Task statement: From the entries that follow, gather each line holding the word "Бурятия".
══ Given data
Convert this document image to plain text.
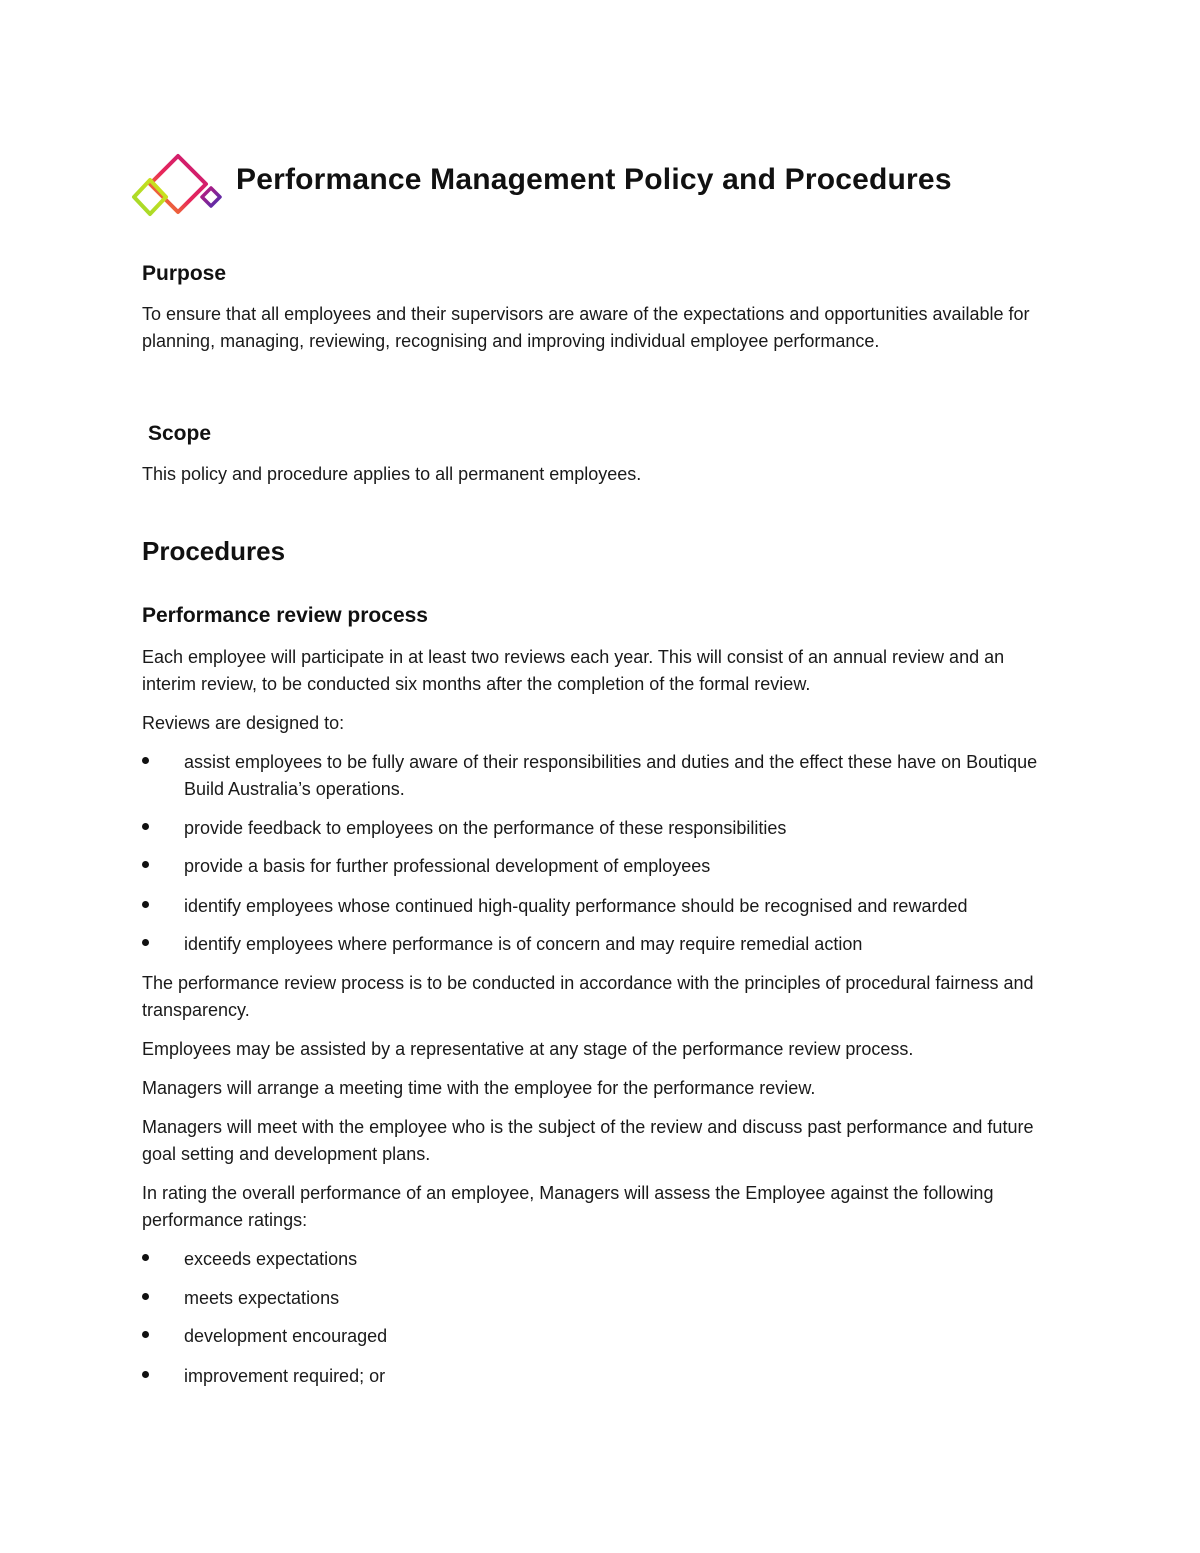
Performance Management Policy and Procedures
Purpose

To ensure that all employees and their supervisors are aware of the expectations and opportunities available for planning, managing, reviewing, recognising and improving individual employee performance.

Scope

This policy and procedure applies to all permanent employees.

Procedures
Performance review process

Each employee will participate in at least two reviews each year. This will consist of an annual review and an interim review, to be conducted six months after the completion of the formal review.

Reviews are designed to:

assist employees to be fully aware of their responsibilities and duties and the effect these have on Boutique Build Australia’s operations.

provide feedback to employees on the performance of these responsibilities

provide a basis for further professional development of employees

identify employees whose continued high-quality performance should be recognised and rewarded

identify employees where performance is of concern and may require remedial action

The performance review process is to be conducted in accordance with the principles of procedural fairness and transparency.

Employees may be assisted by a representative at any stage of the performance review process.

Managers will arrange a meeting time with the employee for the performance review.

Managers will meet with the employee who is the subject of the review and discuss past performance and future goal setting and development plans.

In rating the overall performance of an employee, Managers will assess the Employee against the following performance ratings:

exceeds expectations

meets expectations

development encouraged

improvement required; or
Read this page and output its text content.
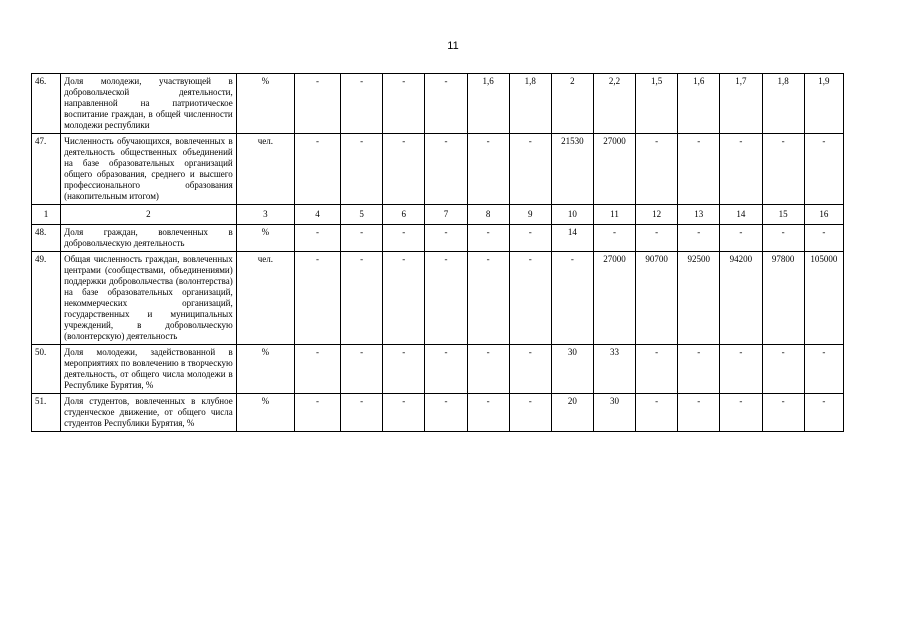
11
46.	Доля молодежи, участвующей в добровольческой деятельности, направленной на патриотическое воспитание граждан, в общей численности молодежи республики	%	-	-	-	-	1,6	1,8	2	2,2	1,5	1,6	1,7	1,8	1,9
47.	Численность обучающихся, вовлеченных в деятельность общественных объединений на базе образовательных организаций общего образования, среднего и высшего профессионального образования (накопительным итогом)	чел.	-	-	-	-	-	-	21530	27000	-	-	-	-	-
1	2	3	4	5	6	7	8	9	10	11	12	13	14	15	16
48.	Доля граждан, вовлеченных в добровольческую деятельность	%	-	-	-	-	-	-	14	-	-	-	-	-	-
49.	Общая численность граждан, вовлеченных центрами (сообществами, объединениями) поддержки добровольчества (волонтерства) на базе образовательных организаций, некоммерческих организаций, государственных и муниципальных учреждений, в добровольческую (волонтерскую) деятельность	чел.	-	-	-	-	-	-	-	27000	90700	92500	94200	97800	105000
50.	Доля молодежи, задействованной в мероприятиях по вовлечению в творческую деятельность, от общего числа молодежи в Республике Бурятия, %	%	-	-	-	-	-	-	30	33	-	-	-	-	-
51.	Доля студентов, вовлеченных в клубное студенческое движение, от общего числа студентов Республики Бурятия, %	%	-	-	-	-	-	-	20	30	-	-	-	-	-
════
The completed task:
50.	Доля молодежи, задействованной в мероприятиях по вовлечению в творческую деятельность, от общего числа молодежи в Республике Бурятия, %	%	-	-	-	-	-	-	30	33	-	-	-	-	-
51.	Доля студентов, вовлеченных в клубное студенческое движение, от общего числа студентов Республики Бурятия, %	%	-	-	-	-	-	-	20	30	-	-	-	-	-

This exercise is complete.